╔══

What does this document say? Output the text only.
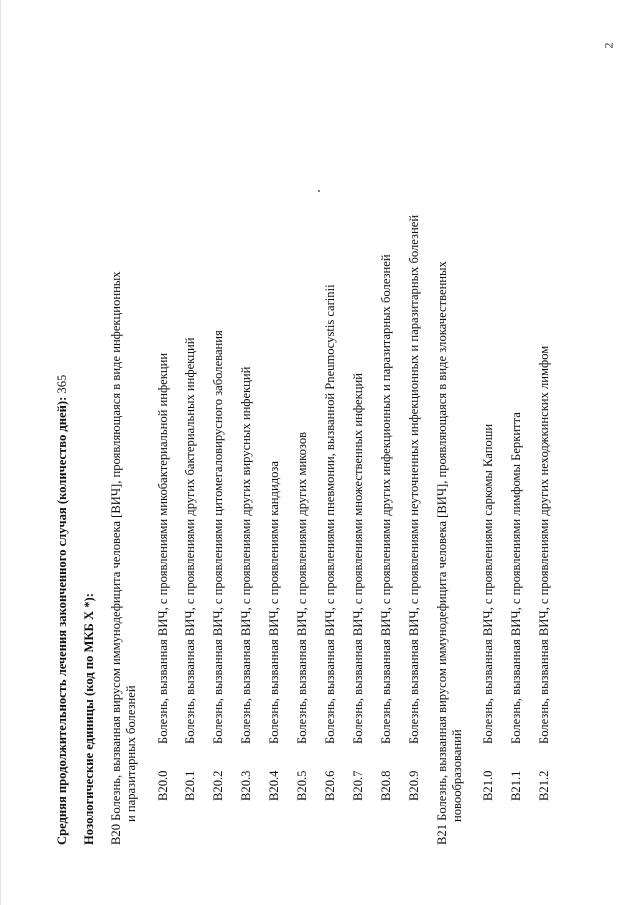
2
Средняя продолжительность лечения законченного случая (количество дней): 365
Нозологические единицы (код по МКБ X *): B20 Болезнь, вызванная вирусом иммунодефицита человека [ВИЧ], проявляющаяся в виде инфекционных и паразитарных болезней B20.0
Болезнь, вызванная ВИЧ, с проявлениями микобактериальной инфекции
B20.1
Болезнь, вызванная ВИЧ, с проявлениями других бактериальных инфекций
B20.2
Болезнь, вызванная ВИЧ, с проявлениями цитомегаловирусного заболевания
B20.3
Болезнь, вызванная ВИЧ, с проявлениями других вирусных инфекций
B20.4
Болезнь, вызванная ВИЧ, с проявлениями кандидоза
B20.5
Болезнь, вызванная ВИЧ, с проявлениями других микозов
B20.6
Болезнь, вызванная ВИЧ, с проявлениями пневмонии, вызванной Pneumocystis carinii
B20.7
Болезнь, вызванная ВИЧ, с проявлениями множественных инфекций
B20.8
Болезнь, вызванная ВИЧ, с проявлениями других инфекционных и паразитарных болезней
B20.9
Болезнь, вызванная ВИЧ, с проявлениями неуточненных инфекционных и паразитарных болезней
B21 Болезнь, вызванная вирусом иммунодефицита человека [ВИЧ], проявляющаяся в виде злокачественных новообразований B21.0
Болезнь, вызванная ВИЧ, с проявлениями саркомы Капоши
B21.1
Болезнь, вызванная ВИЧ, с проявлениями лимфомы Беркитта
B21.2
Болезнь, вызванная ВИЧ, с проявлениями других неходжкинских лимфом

╚══
╔══

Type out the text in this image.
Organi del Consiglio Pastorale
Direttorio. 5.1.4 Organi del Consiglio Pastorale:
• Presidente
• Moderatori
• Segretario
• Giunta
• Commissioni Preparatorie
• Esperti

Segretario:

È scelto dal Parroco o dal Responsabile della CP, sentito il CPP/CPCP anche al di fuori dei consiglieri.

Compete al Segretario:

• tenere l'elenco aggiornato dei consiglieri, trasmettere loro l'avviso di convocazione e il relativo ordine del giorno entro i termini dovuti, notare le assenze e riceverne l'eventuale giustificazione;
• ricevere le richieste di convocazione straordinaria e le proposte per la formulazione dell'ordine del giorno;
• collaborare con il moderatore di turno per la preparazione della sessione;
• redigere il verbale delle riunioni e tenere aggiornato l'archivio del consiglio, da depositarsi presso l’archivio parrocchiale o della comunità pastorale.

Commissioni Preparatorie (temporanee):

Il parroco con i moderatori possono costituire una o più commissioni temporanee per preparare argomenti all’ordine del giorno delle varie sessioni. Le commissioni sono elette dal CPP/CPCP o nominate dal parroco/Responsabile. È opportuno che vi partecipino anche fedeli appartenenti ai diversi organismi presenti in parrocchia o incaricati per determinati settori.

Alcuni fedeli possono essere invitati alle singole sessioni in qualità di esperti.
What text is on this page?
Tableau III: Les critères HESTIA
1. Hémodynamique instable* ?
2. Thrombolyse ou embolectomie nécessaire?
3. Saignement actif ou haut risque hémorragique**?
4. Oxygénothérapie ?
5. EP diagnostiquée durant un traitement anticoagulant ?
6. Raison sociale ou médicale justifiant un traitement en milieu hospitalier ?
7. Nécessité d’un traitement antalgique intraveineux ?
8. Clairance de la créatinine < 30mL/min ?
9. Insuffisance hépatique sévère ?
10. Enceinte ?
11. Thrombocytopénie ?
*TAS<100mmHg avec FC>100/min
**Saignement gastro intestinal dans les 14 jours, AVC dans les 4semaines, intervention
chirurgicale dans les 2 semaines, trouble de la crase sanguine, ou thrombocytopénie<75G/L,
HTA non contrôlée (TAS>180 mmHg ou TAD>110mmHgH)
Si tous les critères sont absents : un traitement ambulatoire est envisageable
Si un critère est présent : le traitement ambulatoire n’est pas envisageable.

╚══

* [WHAT YOU HAVE TO DO]: Using the records above, copy each line that contains "aggiornato".

* [CORRECT ANSWER]:
• tenere l'elenco aggiornato dei consiglieri, trasmettere loro l'avviso di convocazione e il relativo ordine del giorno entro i termini dovuti, notare le assenze e riceverne l'eventuale giustificazione;
• redigere il verbale delle riunioni e tenere aggiornato l'archivio del consiglio, da depositarsi presso l’archivio parrocchiale o della comunità pastorale.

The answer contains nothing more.